Provided passage START
Exhibit 8.1
March 13, 2014
DB Commodity Services LLC
as Managing Owner of PowerShares DB
US Dollar Index Trust
c/o DB Commodity Services LLC
60 Wall Street
New York, New York 10005
Re: | PowerShares DB US Dollar Index Trust Pre-Effective Amendment No. 1 to Registration Statement on Form S-3 filed with the Securities and Exchange Commission on or about March 13, 2014 |
Dear Sir or Madam:
We have acted as your counsel in connection with the preparation and filing with the Securities and Exchange Commission (the “SEC”) under the Securities Act of 1933, as amended, of the Pre-Effective Amendment No. 1 to Registration Statement on Form S-3, to be filed with the SEC on or about March 13, 2014 (the “Registration Statement”) of PowerShares DB US Dollar Index Trust (the “Trust”), a Delaware statutory trust organized in separate series on August 3, 2006 and with respect to one of the two separate series of the Trust, specifically, PowerShares DB US Dollar Index Bullish Fund (the “Fund”).
We have reviewed such documents, questions of law and fact and other matters as we have deemed pertinent for the purpose of this opinion. Based upon the foregoing, we hereby confirm our opinion contained under the heading “Material U.S. Federal Income Tax Considerations” in the prospectus constituting a part of the Registration Statement that the Fund will be classified as a partnership for U.S. federal income tax purposes.
Provided passage END
Recorded information START
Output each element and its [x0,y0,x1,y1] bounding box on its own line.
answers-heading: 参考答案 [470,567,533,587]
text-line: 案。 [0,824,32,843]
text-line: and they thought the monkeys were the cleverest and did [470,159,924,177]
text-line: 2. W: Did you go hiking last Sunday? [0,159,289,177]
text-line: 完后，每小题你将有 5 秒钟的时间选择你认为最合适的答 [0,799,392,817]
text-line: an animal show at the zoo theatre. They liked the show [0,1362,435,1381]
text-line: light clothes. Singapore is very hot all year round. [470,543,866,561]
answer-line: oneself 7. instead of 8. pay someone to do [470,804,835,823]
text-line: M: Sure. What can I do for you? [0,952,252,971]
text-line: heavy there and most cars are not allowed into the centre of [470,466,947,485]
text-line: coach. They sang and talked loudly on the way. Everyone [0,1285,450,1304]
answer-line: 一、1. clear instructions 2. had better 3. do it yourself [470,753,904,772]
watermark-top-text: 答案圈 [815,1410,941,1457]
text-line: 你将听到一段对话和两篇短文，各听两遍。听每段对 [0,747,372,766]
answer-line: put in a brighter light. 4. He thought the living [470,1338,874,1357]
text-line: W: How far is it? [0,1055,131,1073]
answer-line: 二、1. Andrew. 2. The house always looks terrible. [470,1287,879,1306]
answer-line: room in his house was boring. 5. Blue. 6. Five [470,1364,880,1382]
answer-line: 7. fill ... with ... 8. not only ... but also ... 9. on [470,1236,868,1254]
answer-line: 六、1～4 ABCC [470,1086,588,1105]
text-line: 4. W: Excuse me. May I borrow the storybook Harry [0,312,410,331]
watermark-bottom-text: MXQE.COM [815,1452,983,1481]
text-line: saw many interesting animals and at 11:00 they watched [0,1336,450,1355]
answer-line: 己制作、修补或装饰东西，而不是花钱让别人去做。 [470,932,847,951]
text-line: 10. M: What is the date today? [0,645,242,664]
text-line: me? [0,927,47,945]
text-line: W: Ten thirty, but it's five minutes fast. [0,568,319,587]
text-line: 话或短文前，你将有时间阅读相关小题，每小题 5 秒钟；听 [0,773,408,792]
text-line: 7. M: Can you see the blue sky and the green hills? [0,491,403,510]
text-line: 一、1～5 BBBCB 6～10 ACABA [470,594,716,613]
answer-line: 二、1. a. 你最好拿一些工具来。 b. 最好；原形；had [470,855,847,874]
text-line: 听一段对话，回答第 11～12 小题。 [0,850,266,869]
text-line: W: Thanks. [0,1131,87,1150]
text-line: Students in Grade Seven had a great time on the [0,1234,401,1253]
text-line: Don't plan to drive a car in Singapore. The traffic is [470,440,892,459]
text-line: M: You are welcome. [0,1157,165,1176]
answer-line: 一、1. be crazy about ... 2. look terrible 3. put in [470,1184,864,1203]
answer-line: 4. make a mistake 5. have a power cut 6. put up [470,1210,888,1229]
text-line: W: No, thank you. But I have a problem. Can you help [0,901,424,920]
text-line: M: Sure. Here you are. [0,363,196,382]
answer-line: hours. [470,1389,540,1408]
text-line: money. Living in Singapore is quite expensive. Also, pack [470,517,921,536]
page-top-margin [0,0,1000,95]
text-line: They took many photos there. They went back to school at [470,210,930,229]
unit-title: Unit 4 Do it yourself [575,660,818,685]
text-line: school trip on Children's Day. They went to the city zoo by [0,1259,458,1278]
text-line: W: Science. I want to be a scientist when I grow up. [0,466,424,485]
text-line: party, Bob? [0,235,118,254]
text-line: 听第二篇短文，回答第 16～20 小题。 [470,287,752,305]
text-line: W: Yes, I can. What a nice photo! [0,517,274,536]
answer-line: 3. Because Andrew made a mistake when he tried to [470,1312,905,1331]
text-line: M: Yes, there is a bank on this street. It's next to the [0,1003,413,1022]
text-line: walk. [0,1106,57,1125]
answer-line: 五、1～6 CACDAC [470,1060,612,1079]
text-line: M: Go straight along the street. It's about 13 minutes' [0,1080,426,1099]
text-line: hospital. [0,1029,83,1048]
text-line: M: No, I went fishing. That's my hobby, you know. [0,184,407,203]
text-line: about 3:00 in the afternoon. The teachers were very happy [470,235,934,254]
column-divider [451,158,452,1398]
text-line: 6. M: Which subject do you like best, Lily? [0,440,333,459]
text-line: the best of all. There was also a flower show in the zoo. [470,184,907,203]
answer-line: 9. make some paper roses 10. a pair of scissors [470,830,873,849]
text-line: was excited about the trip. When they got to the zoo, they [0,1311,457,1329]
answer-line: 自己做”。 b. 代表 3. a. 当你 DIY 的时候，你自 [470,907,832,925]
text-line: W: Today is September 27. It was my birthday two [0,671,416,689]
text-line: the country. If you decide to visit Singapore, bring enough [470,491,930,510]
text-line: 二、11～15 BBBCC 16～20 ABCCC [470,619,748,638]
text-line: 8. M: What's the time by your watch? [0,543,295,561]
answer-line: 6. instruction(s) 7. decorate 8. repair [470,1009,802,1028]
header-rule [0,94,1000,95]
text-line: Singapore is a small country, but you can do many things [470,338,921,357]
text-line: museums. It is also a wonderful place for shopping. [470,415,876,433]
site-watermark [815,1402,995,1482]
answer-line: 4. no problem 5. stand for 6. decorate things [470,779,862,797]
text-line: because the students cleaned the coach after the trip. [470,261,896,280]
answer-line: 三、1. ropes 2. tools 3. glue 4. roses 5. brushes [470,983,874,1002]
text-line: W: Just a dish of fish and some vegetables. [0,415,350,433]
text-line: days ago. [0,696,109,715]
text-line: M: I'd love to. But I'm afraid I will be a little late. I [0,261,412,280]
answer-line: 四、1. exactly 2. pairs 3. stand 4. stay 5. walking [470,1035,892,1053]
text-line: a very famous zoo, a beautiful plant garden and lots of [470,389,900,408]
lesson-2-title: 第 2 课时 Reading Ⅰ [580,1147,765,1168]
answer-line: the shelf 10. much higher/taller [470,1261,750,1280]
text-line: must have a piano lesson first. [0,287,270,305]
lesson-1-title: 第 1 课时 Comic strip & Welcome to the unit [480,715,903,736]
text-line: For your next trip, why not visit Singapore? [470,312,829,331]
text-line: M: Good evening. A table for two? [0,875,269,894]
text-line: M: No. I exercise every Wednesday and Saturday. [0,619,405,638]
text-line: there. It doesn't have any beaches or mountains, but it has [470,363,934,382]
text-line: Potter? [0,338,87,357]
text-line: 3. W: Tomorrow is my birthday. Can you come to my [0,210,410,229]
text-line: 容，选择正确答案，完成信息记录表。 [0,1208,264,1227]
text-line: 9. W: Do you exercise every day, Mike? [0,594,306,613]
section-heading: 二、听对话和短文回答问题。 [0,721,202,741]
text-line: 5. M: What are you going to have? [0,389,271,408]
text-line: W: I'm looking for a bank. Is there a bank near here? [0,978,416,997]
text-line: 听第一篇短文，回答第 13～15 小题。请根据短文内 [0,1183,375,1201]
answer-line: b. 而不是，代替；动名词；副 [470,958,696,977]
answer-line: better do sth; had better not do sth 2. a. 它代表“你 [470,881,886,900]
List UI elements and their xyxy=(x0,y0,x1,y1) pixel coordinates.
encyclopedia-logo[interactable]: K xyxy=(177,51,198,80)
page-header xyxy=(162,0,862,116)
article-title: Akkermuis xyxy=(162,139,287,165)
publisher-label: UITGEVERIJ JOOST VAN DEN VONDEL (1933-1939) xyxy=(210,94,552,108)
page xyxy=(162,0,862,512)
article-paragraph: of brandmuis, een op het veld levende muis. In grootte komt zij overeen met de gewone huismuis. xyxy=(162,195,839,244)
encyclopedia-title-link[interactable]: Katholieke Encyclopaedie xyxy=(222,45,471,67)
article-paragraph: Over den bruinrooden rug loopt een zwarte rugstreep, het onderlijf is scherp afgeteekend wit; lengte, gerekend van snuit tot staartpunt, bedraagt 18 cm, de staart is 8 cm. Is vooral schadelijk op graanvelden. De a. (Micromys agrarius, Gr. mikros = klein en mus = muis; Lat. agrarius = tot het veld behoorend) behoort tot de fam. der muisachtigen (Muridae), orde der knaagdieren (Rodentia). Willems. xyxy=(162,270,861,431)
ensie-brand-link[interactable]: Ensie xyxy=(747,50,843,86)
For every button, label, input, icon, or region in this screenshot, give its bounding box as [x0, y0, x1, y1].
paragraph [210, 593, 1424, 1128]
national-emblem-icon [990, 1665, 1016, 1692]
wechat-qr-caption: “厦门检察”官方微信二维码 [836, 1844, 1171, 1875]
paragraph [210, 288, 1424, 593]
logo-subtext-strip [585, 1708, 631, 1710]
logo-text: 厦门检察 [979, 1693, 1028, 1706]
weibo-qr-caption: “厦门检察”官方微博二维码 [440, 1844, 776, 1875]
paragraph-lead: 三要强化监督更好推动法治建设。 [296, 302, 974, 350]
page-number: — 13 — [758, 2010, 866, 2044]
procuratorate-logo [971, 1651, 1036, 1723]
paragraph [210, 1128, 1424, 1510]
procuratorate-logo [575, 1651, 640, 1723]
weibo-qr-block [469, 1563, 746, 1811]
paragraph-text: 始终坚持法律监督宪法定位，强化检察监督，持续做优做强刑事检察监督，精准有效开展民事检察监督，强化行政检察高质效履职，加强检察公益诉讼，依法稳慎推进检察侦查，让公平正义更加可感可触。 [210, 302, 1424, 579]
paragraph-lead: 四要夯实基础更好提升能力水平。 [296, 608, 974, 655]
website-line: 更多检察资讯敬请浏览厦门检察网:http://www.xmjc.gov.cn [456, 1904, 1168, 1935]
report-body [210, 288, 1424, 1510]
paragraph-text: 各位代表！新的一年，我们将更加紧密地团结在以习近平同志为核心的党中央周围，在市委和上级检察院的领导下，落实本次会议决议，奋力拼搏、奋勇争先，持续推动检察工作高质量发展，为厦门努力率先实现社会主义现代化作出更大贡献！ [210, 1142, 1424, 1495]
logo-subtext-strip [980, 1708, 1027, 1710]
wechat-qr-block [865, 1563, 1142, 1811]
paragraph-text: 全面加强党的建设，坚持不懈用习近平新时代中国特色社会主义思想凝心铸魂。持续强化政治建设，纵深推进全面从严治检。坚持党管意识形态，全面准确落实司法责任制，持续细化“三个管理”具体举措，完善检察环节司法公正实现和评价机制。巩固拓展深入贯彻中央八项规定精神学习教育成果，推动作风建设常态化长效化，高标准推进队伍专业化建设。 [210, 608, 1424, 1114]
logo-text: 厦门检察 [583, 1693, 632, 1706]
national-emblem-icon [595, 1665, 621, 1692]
Recorded information END
*Task statement*: Rewrite the stretch of the opinion letter from "We have reviewed" through "income tax purposes.", putting "corporation" in place of "partnership".

*Solution to the problem*:
We have reviewed such documents, questions of law and fact and other matters as we have deemed pertinent for the purpose of this opinion. Based upon the foregoing, we hereby confirm our opinion contained under the heading “Material U.S. Federal Income Tax Considerations” in the prospectus constituting a part of the Registration Statement that the Fund will be classified as a corporation for U.S. federal income tax purposes.